• [TASK DETAILS]:
Gather, from the listing beneath this task, every line holding the string "BPMC".

• [PROVIDED DATA]:
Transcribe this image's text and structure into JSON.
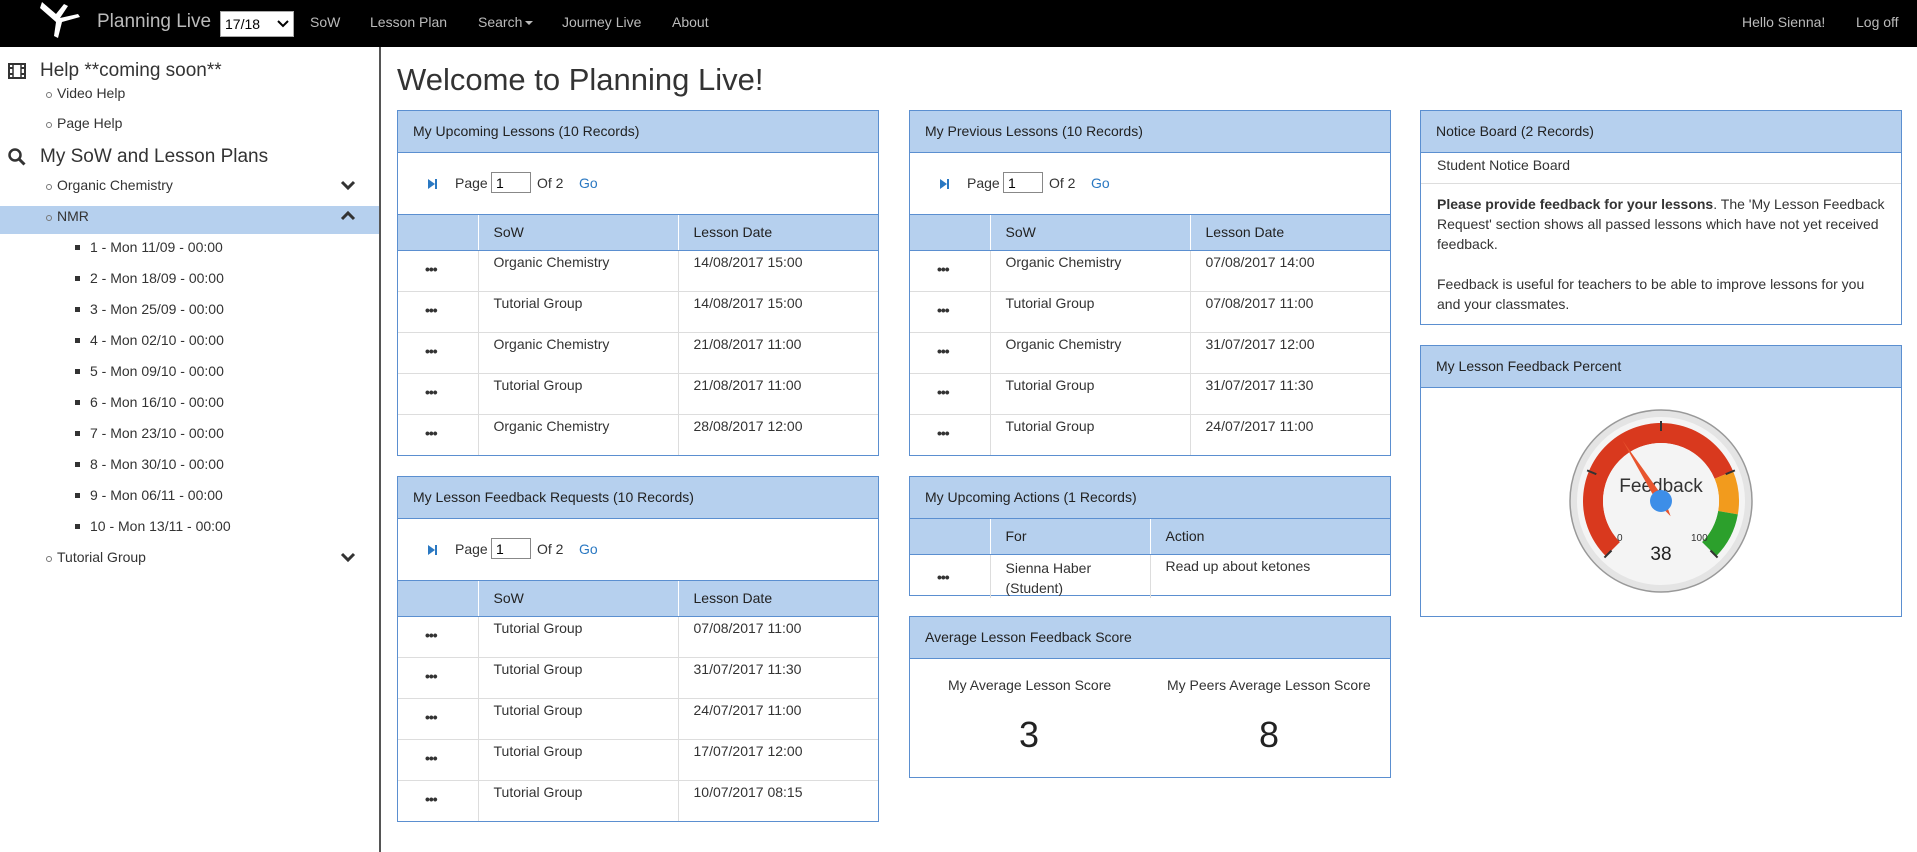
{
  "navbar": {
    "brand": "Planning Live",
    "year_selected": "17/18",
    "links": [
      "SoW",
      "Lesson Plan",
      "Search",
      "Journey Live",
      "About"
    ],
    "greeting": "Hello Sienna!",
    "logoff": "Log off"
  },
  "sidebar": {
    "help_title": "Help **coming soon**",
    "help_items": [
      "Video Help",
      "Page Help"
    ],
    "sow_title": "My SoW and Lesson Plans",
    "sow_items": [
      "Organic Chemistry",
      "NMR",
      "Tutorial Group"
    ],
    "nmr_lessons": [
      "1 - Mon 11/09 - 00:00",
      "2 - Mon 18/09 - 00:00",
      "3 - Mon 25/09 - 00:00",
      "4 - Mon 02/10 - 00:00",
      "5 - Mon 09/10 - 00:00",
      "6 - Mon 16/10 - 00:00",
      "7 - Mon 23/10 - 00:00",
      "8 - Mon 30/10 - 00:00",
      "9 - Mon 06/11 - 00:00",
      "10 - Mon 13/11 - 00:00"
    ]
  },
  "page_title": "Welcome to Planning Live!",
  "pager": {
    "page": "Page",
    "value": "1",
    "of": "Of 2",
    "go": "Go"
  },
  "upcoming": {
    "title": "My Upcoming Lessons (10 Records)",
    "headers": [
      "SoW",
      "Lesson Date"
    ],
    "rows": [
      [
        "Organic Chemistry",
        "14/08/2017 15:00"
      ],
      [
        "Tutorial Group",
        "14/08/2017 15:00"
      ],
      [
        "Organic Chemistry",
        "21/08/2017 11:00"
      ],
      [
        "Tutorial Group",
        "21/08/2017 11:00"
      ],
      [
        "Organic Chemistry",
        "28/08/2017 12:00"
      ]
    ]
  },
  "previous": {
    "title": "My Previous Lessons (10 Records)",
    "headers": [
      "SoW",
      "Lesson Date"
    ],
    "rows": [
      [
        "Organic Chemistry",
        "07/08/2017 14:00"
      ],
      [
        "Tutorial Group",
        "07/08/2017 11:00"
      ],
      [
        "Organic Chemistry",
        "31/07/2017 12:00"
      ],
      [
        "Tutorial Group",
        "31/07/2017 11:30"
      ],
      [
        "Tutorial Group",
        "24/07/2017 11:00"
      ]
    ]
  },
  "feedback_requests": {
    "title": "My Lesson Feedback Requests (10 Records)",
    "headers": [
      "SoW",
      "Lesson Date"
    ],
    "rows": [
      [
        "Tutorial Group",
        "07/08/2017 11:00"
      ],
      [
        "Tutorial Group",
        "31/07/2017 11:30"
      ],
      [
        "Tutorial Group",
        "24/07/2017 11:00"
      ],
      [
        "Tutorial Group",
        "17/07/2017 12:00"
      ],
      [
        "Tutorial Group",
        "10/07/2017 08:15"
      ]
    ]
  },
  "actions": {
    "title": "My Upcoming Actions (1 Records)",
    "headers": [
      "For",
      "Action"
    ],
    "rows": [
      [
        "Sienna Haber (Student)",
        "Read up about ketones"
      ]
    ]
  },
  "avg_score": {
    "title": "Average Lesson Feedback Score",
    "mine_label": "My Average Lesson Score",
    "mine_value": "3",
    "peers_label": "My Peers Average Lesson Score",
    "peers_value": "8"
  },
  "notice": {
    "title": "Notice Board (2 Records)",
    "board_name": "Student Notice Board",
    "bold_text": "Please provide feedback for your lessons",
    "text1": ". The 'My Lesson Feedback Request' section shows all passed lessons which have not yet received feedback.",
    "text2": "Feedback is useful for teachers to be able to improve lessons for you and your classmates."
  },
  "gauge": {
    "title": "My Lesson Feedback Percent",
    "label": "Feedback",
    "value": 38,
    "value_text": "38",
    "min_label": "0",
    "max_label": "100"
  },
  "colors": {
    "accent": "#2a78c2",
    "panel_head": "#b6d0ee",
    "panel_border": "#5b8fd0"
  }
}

...

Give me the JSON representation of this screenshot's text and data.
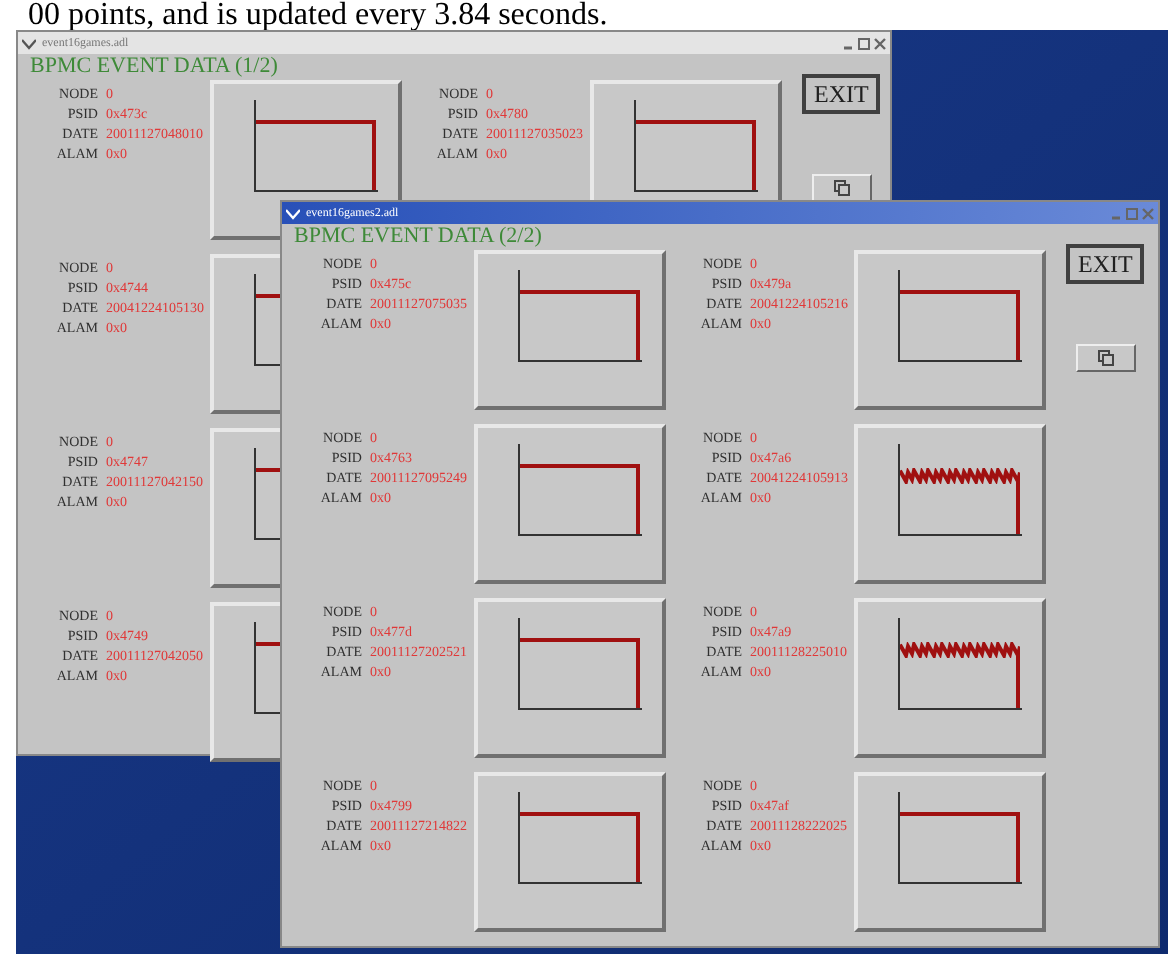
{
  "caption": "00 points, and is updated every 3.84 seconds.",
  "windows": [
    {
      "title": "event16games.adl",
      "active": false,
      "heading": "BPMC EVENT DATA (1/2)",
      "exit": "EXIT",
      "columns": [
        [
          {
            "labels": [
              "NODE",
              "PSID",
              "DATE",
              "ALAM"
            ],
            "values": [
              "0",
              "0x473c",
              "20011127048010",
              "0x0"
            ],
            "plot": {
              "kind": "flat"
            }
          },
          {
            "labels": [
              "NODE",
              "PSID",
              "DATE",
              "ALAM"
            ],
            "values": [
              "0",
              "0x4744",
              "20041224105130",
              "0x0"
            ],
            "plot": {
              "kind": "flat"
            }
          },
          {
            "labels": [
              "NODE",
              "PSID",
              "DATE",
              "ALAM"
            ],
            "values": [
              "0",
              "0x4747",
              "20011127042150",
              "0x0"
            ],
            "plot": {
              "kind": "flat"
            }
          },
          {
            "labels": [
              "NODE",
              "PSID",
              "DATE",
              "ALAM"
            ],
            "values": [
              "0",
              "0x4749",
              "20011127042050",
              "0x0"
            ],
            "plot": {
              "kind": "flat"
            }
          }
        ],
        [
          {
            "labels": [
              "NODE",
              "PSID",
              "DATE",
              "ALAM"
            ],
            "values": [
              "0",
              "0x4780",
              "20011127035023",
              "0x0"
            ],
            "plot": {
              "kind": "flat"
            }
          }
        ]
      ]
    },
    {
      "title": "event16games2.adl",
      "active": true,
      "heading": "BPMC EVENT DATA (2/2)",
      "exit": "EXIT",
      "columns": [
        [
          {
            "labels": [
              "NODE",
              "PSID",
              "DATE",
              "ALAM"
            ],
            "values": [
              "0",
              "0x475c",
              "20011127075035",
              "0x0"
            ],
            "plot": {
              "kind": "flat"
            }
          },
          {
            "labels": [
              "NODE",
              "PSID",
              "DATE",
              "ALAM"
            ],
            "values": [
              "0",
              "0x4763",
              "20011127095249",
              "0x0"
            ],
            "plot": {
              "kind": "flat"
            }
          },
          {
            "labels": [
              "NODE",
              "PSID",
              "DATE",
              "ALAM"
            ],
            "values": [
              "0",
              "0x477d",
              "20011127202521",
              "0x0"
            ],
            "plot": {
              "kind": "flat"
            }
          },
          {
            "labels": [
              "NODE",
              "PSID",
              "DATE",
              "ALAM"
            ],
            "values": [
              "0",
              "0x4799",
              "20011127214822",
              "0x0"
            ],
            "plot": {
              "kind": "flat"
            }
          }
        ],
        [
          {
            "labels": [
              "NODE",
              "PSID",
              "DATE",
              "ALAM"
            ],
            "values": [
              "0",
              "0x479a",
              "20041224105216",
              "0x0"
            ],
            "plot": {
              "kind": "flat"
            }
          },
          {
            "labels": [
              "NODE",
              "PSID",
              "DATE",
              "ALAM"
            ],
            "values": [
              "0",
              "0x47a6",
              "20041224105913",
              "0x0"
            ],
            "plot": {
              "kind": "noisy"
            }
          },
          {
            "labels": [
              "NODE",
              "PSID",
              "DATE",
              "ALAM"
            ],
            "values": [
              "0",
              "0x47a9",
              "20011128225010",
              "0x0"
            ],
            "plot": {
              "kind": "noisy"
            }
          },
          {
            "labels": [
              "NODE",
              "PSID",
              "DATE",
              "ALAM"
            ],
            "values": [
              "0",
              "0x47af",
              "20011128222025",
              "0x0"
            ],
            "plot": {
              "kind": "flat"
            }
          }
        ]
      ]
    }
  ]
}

• [COMPLETE ANSWER]:
      "heading": "BPMC EVENT DATA (1/2)",
      "heading": "BPMC EVENT DATA (2/2)",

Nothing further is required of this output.